**Work required**
Print out each entry below exactly, please.

== Information given ==

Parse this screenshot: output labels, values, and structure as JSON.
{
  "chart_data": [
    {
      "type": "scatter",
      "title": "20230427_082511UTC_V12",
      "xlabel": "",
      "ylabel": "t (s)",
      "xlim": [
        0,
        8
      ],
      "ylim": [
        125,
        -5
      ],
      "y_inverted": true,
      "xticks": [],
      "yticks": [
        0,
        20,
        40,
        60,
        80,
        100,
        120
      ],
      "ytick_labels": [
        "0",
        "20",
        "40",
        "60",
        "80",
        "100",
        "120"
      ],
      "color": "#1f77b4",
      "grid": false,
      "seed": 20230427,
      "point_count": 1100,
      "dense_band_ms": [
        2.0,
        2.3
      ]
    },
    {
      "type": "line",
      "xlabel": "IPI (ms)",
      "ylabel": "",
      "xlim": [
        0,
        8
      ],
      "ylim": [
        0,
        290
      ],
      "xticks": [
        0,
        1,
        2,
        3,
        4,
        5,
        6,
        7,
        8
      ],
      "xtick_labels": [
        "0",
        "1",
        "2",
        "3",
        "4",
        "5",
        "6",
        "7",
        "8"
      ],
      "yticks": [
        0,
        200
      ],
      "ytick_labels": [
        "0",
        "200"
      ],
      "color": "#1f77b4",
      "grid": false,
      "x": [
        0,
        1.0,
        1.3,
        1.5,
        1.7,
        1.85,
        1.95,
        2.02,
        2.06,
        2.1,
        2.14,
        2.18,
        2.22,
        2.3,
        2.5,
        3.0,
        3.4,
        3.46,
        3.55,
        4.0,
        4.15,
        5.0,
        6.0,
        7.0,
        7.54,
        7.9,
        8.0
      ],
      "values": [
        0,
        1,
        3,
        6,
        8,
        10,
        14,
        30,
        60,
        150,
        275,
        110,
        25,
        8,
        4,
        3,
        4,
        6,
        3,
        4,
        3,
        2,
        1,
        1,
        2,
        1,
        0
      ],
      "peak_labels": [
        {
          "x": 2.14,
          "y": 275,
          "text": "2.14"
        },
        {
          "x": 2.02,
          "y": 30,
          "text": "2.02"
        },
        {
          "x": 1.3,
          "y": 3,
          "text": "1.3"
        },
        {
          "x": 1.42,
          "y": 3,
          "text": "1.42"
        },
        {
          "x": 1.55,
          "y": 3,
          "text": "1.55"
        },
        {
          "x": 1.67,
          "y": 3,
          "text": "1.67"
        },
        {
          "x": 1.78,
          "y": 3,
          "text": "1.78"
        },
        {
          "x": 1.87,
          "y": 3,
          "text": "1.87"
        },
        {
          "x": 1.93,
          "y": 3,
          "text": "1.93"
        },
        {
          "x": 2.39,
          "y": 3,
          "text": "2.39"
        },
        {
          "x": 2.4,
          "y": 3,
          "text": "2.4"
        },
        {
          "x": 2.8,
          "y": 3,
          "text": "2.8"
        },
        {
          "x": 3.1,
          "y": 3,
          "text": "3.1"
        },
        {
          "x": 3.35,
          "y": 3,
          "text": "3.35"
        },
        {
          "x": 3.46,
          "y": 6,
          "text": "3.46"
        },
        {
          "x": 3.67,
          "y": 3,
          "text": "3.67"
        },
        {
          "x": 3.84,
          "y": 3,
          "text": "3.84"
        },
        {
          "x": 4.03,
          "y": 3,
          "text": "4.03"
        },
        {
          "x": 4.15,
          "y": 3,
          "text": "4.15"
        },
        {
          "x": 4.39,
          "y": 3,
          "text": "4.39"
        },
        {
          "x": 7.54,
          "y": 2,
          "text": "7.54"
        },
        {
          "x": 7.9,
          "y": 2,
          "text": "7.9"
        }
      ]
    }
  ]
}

===

**The output**
Parse this screenshot: output labels, values, and structure as JSON.
{
  "chart_data": [
    {
      "type": "scatter",
      "title": "20230427_082511UTC_V12",
      "xlabel": "",
      "ylabel": "t (s)",
      "xlim": [
        0,
        8
      ],
      "ylim": [
        125,
        -5
      ],
      "y_inverted": true,
      "xticks": [],
      "yticks": [
        0,
        20,
        40,
        60,
        80,
        100,
        120
      ],
      "ytick_labels": [
        "0",
        "20",
        "40",
        "60",
        "80",
        "100",
        "120"
      ],
      "color": "#1f77b4",
      "grid": false,
      "seed": 20230427,
      "point_count": 1100,
      "dense_band_ms": [
        2.0,
        2.3
      ]
    },
    {
      "type": "line",
      "xlabel": "IPI (ms)",
      "ylabel": "",
      "xlim": [
        0,
        8
      ],
      "ylim": [
        0,
        290
      ],
      "xticks": [
        0,
        1,
        2,
        3,
        4,
        5,
        6,
        7,
        8
      ],
      "xtick_labels": [
        "0",
        "1",
        "2",
        "3",
        "4",
        "5",
        "6",
        "7",
        "8"
      ],
      "yticks": [
        0,
        200
      ],
      "ytick_labels": [
        "0",
        "200"
      ],
      "color": "#1f77b4",
      "grid": false,
      "x": [
        0,
        1.0,
        1.3,
        1.5,
        1.7,
        1.85,
        1.95,
        2.02,
        2.06,
        2.1,
        2.14,
        2.18,
        2.22,
        2.3,
        2.5,
        3.0,
        3.4,
        3.46,
        3.55,
        4.0,
        4.15,
        5.0,
        6.0,
        7.0,
        7.54,
        7.9,
        8.0
      ],
      "values": [
        0,
        1,
        3,
        6,
        8,
        10,
        14,
        30,
        60,
        150,
        275,
        110,
        25,
        8,
        4,
        3,
        4,
        6,
        3,
        4,
        3,
        2,
        1,
        1,
        2,
        1,
        0
      ],
      "peak_labels": [
        {
          "x": 2.14,
          "y": 275,
          "text": "2.14"
        },
        {
          "x": 2.02,
          "y": 30,
          "text": "2.02"
        },
        {
          "x": 1.3,
          "y": 3,
          "text": "1.3"
        },
        {
          "x": 1.42,
          "y": 3,
          "text": "1.42"
        },
        {
          "x": 1.55,
          "y": 3,
          "text": "1.55"
        },
        {
          "x": 1.67,
          "y": 3,
          "text": "1.67"
        },
        {
          "x": 1.78,
          "y": 3,
          "text": "1.78"
        },
        {
          "x": 1.87,
          "y": 3,
          "text": "1.87"
        },
        {
          "x": 1.93,
          "y": 3,
          "text": "1.93"
        },
        {
          "x": 2.39,
          "y": 3,
          "text": "2.39"
        },
        {
          "x": 2.4,
          "y": 3,
          "text": "2.4"
        },
        {
          "x": 2.8,
          "y": 3,
          "text": "2.8"
        },
        {
          "x": 3.1,
          "y": 3,
          "text": "3.1"
        },
        {
          "x": 3.35,
          "y": 3,
          "text": "3.35"
        },
        {
          "x": 3.46,
          "y": 6,
          "text": "3.46"
        },
        {
          "x": 3.67,
          "y": 3,
          "text": "3.67"
        },
        {
          "x": 3.84,
          "y": 3,
          "text": "3.84"
        },
        {
          "x": 4.03,
          "y": 3,
          "text": "4.03"
        },
        {
          "x": 4.15,
          "y": 3,
          "text": "4.15"
        },
        {
          "x": 4.39,
          "y": 3,
          "text": "4.39"
        },
        {
          "x": 7.54,
          "y": 2,
          "text": "7.54"
        },
        {
          "x": 7.9,
          "y": 2,
          "text": "7.9"
        }
      ]
    }
  ]
}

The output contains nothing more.